Exercise: Locate each line holding the string "Mattress" and copy it.

Data provided:
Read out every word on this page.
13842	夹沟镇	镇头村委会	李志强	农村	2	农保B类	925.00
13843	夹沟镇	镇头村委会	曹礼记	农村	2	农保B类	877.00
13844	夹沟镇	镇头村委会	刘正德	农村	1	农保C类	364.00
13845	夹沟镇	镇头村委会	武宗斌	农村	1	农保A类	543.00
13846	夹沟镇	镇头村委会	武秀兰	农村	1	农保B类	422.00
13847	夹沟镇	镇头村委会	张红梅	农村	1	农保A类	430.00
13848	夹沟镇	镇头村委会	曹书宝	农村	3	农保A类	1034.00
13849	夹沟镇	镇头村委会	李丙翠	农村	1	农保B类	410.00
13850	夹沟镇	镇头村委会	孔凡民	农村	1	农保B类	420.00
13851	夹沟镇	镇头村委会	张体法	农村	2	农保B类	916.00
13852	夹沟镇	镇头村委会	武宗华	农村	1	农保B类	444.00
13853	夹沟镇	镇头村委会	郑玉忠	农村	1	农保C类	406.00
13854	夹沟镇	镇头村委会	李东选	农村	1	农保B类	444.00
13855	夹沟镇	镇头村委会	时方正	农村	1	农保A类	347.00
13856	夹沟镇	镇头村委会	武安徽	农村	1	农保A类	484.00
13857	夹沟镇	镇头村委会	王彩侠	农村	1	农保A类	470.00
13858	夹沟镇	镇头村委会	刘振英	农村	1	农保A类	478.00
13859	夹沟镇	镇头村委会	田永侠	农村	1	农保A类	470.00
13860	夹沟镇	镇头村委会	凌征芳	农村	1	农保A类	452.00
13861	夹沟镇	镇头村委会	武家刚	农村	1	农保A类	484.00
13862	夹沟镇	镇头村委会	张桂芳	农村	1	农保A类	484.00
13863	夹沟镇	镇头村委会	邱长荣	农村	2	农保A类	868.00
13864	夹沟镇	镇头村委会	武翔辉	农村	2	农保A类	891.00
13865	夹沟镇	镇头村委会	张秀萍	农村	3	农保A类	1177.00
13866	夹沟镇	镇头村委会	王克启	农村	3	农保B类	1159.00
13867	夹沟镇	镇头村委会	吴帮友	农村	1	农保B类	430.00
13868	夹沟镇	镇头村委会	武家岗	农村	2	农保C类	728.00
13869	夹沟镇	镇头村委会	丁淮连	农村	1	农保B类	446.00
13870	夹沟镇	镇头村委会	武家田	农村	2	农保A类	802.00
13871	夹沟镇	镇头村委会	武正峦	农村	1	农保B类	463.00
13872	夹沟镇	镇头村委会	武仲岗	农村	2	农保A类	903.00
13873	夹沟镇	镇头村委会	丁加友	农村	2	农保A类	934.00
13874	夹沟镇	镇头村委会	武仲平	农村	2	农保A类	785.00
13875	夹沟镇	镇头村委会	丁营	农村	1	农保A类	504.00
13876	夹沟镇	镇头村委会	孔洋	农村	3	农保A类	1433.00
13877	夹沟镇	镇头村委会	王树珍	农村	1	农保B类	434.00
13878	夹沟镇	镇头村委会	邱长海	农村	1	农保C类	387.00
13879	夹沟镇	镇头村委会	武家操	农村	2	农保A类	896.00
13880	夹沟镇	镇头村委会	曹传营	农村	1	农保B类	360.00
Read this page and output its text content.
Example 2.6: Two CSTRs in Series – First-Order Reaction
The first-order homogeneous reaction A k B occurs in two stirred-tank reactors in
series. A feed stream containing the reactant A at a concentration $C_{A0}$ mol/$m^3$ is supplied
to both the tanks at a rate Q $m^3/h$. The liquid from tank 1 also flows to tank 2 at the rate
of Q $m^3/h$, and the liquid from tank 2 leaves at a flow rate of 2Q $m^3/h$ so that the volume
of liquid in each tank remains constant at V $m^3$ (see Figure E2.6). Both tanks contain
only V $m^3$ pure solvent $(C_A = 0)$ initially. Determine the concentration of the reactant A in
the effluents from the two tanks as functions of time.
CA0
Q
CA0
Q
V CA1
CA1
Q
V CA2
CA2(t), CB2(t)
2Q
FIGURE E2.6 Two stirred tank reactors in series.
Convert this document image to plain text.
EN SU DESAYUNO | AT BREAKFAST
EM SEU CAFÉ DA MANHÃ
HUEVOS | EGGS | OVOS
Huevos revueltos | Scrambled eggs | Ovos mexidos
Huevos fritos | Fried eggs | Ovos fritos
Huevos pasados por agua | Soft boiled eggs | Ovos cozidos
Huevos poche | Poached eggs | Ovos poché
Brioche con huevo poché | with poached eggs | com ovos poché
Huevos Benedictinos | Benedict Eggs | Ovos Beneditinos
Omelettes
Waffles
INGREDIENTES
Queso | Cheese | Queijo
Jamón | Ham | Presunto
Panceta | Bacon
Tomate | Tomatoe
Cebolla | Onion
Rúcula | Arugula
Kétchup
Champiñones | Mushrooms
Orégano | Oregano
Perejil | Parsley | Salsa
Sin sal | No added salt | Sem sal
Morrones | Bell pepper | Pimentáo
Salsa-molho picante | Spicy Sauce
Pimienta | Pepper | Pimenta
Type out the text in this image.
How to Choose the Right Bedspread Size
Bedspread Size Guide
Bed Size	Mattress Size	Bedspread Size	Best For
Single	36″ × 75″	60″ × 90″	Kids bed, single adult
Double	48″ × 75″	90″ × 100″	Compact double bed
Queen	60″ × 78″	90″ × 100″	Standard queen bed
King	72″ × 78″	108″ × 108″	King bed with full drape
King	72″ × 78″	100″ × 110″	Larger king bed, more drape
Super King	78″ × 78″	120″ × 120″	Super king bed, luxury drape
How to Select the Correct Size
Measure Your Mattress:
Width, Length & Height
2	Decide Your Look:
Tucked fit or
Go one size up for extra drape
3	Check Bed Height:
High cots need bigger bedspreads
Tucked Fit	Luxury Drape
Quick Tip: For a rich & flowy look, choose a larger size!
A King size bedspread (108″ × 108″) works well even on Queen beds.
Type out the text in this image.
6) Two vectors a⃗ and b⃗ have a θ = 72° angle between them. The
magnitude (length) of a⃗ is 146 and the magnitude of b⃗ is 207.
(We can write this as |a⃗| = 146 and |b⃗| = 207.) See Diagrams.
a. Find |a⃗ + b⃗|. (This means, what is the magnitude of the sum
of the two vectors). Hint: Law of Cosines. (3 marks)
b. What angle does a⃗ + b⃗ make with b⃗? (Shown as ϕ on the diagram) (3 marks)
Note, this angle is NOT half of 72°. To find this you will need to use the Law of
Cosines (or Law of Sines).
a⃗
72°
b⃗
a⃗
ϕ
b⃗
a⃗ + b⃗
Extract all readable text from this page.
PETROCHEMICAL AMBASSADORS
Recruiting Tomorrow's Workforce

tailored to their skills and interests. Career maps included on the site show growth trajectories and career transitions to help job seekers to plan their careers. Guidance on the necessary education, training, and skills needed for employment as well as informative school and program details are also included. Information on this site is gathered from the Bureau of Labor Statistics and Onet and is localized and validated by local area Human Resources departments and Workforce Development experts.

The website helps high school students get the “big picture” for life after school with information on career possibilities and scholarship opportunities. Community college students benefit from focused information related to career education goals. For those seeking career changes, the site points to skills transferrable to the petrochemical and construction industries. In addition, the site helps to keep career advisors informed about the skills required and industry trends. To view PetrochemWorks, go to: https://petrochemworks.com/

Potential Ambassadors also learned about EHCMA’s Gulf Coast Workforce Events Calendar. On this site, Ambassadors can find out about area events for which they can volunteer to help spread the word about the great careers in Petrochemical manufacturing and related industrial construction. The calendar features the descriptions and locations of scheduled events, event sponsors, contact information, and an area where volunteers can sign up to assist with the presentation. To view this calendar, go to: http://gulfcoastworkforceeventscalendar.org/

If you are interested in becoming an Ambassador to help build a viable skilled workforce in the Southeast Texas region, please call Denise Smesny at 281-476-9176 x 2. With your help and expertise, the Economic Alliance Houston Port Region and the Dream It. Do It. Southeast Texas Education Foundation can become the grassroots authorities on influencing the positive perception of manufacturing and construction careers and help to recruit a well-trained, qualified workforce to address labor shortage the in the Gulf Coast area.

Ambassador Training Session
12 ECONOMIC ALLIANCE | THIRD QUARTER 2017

Correct response:
Bed Size	Mattress Size	Bedspread Size	Best For
Measure Your Mattress:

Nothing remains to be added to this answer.